### Required work
Take every line from the listing below that includes "tiempo" and copy it.

+++++

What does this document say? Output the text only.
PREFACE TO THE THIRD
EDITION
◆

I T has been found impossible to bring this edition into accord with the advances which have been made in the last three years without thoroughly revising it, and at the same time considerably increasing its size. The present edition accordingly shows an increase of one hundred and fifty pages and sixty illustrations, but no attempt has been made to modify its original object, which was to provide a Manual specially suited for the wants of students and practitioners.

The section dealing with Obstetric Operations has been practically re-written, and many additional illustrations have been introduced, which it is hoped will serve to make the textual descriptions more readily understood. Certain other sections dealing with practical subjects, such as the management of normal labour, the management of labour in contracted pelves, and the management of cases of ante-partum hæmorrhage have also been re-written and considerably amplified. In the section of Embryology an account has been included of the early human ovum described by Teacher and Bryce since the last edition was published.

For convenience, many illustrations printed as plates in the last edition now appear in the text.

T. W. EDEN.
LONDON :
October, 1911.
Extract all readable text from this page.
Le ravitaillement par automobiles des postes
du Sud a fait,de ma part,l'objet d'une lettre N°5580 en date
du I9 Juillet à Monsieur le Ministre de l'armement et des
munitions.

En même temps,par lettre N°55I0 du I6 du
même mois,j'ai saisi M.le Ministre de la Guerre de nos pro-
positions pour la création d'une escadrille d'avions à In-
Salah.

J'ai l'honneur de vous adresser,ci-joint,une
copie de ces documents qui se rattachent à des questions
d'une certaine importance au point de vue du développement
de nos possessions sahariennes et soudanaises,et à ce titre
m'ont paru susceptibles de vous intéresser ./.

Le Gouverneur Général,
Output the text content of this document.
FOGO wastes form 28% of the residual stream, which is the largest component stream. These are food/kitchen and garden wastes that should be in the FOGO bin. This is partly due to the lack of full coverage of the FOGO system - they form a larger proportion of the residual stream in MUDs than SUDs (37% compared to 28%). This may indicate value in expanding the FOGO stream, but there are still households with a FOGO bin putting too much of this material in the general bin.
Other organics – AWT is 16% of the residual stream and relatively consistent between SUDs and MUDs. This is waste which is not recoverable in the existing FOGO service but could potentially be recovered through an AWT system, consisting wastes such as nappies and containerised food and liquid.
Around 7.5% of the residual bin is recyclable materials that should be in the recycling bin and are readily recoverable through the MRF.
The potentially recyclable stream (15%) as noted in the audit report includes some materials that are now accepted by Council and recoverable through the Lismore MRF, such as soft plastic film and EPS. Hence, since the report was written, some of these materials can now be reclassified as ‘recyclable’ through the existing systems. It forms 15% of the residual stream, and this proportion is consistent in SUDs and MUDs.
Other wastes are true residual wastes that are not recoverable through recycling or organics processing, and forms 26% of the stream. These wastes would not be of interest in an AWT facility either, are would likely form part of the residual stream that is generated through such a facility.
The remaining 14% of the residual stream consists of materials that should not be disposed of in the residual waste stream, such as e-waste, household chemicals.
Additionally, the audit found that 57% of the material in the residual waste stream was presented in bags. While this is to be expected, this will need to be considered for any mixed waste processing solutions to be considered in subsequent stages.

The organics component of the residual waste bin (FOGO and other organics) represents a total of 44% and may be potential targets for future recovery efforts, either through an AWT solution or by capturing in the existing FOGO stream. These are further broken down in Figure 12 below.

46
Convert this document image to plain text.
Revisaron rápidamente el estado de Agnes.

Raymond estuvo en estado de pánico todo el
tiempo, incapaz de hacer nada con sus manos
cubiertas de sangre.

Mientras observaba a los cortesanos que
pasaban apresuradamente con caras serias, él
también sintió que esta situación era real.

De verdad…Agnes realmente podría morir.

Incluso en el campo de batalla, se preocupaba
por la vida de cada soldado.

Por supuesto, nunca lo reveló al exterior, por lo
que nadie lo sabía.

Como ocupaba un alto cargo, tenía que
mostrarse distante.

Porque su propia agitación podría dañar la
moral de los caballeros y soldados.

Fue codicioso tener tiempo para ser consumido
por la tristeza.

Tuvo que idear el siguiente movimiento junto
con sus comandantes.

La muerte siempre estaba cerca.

+++++

### Written reply
tiempo, incapaz de hacer nada con sus manos
Fue codicioso tener tiempo para ser consumido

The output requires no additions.